──────── Items ────────

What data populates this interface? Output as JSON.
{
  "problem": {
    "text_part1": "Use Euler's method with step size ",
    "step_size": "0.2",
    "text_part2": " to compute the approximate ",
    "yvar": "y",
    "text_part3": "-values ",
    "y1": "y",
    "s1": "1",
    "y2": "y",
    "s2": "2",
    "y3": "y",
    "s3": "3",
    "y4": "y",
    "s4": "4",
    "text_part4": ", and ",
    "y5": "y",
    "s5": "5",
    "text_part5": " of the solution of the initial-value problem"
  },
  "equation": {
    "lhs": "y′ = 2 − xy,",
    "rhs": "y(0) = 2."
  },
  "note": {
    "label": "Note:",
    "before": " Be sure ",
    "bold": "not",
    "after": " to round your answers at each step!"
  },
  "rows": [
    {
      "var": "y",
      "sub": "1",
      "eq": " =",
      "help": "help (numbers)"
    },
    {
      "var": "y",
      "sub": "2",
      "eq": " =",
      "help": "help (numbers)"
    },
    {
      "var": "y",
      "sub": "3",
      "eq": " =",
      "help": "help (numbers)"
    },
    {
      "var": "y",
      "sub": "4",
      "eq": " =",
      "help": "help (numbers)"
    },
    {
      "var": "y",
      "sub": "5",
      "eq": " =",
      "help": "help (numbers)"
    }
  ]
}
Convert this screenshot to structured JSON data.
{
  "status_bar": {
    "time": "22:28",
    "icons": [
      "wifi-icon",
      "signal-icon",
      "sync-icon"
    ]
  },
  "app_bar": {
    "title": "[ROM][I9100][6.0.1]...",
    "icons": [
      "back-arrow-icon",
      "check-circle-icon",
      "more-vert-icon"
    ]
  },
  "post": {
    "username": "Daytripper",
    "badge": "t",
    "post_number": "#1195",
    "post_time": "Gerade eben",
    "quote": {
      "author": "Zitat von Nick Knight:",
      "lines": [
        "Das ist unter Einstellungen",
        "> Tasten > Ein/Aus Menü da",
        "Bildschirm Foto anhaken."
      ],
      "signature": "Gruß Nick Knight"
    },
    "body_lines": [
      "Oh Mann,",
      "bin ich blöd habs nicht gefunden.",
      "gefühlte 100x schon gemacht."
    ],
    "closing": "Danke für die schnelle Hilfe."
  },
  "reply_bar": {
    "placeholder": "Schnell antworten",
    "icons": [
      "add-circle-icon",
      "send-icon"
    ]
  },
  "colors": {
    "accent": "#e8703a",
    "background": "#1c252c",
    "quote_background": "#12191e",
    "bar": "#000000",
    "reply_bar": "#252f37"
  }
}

────────

◆ Task: Set down all of the records shown above once more, exactly.

◆ Task result:
What data populates this interface? Output as JSON.
{
  "problem": {
    "text_part1": "Use Euler's method with step size ",
    "step_size": "0.2",
    "text_part2": " to compute the approximate ",
    "yvar": "y",
    "text_part3": "-values ",
    "y1": "y",
    "s1": "1",
    "y2": "y",
    "s2": "2",
    "y3": "y",
    "s3": "3",
    "y4": "y",
    "s4": "4",
    "text_part4": ", and ",
    "y5": "y",
    "s5": "5",
    "text_part5": " of the solution of the initial-value problem"
  },
  "equation": {
    "lhs": "y′ = 2 − xy,",
    "rhs": "y(0) = 2."
  },
  "note": {
    "label": "Note:",
    "before": " Be sure ",
    "bold": "not",
    "after": " to round your answers at each step!"
  },
  "rows": [
    {
      "var": "y",
      "sub": "1",
      "eq": " =",
      "help": "help (numbers)"
    },
    {
      "var": "y",
      "sub": "2",
      "eq": " =",
      "help": "help (numbers)"
    },
    {
      "var": "y",
      "sub": "3",
      "eq": " =",
      "help": "help (numbers)"
    },
    {
      "var": "y",
      "sub": "4",
      "eq": " =",
      "help": "help (numbers)"
    },
    {
      "var": "y",
      "sub": "5",
      "eq": " =",
      "help": "help (numbers)"
    }
  ]
}
Convert this screenshot to structured JSON data.
{
  "status_bar": {
    "time": "22:28",
    "icons": [
      "wifi-icon",
      "signal-icon",
      "sync-icon"
    ]
  },
  "app_bar": {
    "title": "[ROM][I9100][6.0.1]...",
    "icons": [
      "back-arrow-icon",
      "check-circle-icon",
      "more-vert-icon"
    ]
  },
  "post": {
    "username": "Daytripper",
    "badge": "t",
    "post_number": "#1195",
    "post_time": "Gerade eben",
    "quote": {
      "author": "Zitat von Nick Knight:",
      "lines": [
        "Das ist unter Einstellungen",
        "> Tasten > Ein/Aus Menü da",
        "Bildschirm Foto anhaken."
      ],
      "signature": "Gruß Nick Knight"
    },
    "body_lines": [
      "Oh Mann,",
      "bin ich blöd habs nicht gefunden.",
      "gefühlte 100x schon gemacht."
    ],
    "closing": "Danke für die schnelle Hilfe."
  },
  "reply_bar": {
    "placeholder": "Schnell antworten",
    "icons": [
      "add-circle-icon",
      "send-icon"
    ]
  },
  "colors": {
    "accent": "#e8703a",
    "background": "#1c252c",
    "quote_background": "#12191e",
    "bar": "#000000",
    "reply_bar": "#252f37"
  }
}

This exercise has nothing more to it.